* _YOUR GOAL_
Repeat each entry exactly and drop the pictures.

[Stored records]
--- Start ---

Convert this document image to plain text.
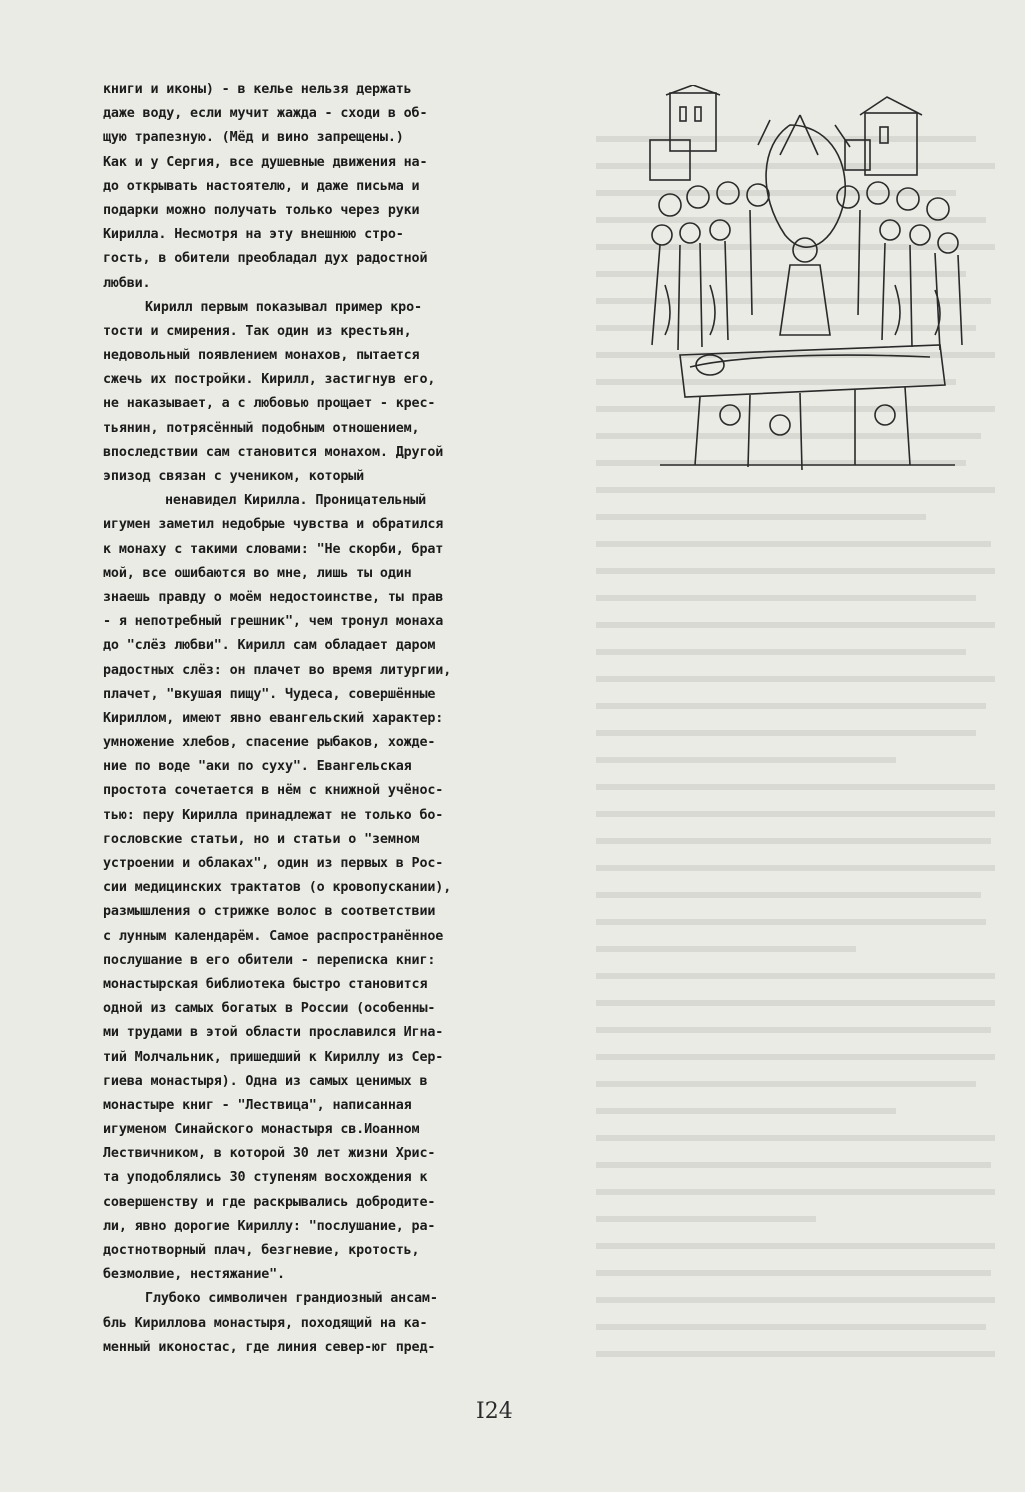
книги и иконы) - в келье нельзя держать
даже воду, если мучит жажда - сходи в об-
щую трапезную. (Мёд и вино запрещены.)
Как и у Сергия, все душевные движения на-
до открывать настоятелю, и даже письма и
подарки можно получать только через руки
Кирилла. Несмотря на эту внешнюю стро-
гость, в обители преобладал дух радостной
любви.
Кирилл первым показывал пример кро-
тости и смирения. Так один из крестьян,
недовольный появлением монахов, пытается
сжечь их постройки. Кирилл, застигнув его,
не наказывает, а с любовью прощает - крес-
тьянин, потрясённый подобным отношением,
впоследствии сам становится монахом. Другой
эпизод связан с учеником, который
ненавидел Кирилла. Проницательный
игумен заметил недобрые чувства и обратился
к монаху с такими словами: "Не скорби, брат
мой, все ошибаются во мне, лишь ты один
знаешь правду о моём недостоинстве, ты прав
- я непотребный грешник", чем тронул монаха
до "слёз любви". Кирилл сам обладает даром
радостных слёз: он плачет во время литургии,
плачет, "вкушая пищу". Чудеса, совершённые
Кириллом, имеют явно евангельский характер:
умножение хлебов, спасение рыбаков, хожде-
ние по воде "аки по суху". Евангельская
простота сочетается в нём с книжной учёнос-
тью: перу Кирилла принадлежат не только бо-
гословские статьи, но и статьи о "земном
устроении и облаках", один из первых в Рос-
сии медицинских трактатов (о кровопускании),
размышления о стрижке волос в соответствии
с лунным календарём. Самое распространённое
послушание в его обители - переписка книг:
монастырская библиотека быстро становится
одной из самых богатых в России (особенны-
ми трудами в этой области прославился Игна-
тий Молчальник, пришедший к Кириллу из Сер-
гиева монастыря). Одна из самых ценимых в
монастыре книг - "Лествица", написанная
игуменом Синайского монастыря св.Иоанном
Лествичником, в которой 30 лет жизни Хрис-
та уподоблялись 30 ступеням восхождения к
совершенству и где раскрывались добродите-
ли, явно дорогие Кириллу: "послушание, ра-
достнотворный плач, безгневие, кротость,
безмолвие, нестяжание".
Глубоко символичен грандиозный ансам-
бль Кириллова монастыря, походящий на ка-
менный иконостас, где линия север-юг пред-
I24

--- End ---

* _ANSWER TO THE TASK_
Convert this document image to plain text.
книги и иконы) - в келье нельзя держать
даже воду, если мучит жажда - сходи в об-
щую трапезную. (Мёд и вино запрещены.)
Как и у Сергия, все душевные движения на-
до открывать настоятелю, и даже письма и
подарки можно получать только через руки
Кирилла. Несмотря на эту внешнюю стро-
гость, в обители преобладал дух радостной
любви.
Кирилл первым показывал пример кро-
тости и смирения. Так один из крестьян,
недовольный появлением монахов, пытается
сжечь их постройки. Кирилл, застигнув его,
не наказывает, а с любовью прощает - крес-
тьянин, потрясённый подобным отношением,
впоследствии сам становится монахом. Другой
эпизод связан с учеником, который
ненавидел Кирилла. Проницательный
игумен заметил недобрые чувства и обратился
к монаху с такими словами: "Не скорби, брат
мой, все ошибаются во мне, лишь ты один
знаешь правду о моём недостоинстве, ты прав
- я непотребный грешник", чем тронул монаха
до "слёз любви". Кирилл сам обладает даром
радостных слёз: он плачет во время литургии,
плачет, "вкушая пищу". Чудеса, совершённые
Кириллом, имеют явно евангельский характер:
умножение хлебов, спасение рыбаков, хожде-
ние по воде "аки по суху". Евангельская
простота сочетается в нём с книжной учёнос-
тью: перу Кирилла принадлежат не только бо-
гословские статьи, но и статьи о "земном
устроении и облаках", один из первых в Рос-
сии медицинских трактатов (о кровопускании),
размышления о стрижке волос в соответствии
с лунным календарём. Самое распространённое
послушание в его обители - переписка книг:
монастырская библиотека быстро становится
одной из самых богатых в России (особенны-
ми трудами в этой области прославился Игна-
тий Молчальник, пришедший к Кириллу из Сер-
гиева монастыря). Одна из самых ценимых в
монастыре книг - "Лествица", написанная
игуменом Синайского монастыря св.Иоанном
Лествичником, в которой 30 лет жизни Хрис-
та уподоблялись 30 ступеням восхождения к
совершенству и где раскрывались добродите-
ли, явно дорогие Кириллу: "послушание, ра-
достнотворный плач, безгневие, кротость,
безмолвие, нестяжание".
Глубоко символичен грандиозный ансам-
бль Кириллова монастыря, походящий на ка-
менный иконостас, где линия север-юг пред-
I24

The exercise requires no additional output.